A run of records
★ ★ ★ ★

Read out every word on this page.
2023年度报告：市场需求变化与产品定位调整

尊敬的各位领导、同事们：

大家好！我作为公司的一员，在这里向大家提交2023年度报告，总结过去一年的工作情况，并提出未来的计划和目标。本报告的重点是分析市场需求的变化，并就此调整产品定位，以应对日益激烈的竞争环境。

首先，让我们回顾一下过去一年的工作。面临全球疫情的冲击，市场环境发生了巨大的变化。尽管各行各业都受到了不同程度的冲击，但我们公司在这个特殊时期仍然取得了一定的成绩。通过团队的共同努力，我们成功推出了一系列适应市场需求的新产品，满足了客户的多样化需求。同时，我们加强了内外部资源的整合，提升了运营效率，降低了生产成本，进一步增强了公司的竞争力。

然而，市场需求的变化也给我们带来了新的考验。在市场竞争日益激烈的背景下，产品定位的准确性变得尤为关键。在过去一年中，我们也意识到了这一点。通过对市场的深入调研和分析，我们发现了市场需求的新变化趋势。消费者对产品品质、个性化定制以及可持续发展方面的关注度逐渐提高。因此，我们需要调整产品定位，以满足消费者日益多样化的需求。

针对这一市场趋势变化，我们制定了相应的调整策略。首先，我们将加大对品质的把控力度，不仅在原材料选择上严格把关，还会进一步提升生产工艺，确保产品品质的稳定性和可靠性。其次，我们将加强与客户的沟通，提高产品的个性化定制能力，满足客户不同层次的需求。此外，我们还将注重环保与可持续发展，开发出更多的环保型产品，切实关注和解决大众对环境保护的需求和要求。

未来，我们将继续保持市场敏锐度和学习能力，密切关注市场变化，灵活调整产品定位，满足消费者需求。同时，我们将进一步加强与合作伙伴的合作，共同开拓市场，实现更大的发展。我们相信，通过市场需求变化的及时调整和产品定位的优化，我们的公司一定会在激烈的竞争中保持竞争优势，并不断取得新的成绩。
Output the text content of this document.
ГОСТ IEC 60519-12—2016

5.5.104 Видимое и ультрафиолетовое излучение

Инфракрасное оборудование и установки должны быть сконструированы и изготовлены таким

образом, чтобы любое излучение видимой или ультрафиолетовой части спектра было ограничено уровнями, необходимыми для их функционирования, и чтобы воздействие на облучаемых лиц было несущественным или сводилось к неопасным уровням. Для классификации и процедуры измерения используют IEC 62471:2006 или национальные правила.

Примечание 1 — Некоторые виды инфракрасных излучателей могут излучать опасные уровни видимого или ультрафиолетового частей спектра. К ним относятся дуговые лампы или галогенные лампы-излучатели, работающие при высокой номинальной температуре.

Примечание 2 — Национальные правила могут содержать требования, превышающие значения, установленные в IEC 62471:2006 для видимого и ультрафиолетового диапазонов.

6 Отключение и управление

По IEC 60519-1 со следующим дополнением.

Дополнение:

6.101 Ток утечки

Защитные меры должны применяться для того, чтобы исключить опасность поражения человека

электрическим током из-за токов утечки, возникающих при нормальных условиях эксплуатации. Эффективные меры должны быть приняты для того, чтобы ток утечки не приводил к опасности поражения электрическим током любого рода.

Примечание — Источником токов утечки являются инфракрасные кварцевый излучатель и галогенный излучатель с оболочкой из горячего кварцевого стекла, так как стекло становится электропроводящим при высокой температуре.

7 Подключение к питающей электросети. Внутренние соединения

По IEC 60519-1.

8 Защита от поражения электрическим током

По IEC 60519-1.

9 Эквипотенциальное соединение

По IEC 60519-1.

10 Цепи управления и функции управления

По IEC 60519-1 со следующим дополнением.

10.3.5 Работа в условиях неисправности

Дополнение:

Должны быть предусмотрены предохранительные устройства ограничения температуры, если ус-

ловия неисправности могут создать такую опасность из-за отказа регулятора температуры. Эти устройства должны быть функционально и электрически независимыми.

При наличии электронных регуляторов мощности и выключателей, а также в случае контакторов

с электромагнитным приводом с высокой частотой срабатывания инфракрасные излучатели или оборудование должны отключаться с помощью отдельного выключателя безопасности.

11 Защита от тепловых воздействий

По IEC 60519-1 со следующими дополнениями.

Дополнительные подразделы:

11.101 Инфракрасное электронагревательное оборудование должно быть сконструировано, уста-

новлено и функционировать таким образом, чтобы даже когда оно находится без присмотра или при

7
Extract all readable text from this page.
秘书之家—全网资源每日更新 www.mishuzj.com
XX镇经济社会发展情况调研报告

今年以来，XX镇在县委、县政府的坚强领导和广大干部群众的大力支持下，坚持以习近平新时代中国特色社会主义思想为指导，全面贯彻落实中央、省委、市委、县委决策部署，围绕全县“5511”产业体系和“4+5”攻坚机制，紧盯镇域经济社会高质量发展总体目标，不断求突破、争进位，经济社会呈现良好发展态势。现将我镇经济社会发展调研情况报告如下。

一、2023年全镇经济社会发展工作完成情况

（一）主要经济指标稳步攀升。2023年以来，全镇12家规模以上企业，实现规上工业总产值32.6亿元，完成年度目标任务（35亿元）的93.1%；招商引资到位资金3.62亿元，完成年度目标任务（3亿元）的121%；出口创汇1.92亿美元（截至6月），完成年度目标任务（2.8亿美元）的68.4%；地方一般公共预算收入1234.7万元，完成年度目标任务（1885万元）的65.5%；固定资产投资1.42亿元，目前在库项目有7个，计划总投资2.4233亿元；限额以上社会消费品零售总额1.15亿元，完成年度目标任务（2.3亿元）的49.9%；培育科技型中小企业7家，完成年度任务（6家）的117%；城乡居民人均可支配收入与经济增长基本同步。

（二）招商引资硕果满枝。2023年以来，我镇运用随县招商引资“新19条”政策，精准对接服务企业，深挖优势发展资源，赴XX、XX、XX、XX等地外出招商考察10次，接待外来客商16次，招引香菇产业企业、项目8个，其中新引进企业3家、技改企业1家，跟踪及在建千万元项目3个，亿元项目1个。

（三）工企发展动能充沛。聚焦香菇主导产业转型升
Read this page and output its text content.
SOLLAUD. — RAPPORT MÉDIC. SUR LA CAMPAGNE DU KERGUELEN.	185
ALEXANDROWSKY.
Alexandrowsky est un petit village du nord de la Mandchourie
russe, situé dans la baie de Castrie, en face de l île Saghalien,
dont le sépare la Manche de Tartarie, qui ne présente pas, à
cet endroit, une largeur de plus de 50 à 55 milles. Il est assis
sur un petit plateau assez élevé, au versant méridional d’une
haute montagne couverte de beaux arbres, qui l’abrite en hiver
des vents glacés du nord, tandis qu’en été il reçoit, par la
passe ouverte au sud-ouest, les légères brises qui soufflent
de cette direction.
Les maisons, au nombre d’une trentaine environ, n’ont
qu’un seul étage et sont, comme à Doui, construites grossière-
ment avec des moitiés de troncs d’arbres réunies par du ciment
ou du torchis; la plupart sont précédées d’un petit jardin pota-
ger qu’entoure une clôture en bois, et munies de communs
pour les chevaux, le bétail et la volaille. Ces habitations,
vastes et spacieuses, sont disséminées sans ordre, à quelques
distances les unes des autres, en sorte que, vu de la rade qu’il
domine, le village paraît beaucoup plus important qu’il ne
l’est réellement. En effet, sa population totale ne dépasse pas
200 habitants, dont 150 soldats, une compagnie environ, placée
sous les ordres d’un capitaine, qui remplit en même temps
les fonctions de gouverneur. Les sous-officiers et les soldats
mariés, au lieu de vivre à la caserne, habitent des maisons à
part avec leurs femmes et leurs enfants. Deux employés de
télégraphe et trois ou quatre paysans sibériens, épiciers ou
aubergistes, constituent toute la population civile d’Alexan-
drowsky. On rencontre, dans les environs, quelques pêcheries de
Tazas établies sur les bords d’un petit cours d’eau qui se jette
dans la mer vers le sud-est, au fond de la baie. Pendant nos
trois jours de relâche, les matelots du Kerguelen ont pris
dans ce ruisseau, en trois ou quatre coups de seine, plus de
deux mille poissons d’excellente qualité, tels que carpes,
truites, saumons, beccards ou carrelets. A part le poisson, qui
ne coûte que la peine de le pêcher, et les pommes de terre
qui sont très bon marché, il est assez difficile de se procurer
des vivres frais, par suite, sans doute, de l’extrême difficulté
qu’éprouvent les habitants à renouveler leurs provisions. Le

★ ★ ★ ★

Your task is to report how many lines of the material include the string "sont". Give the number and no other words.

4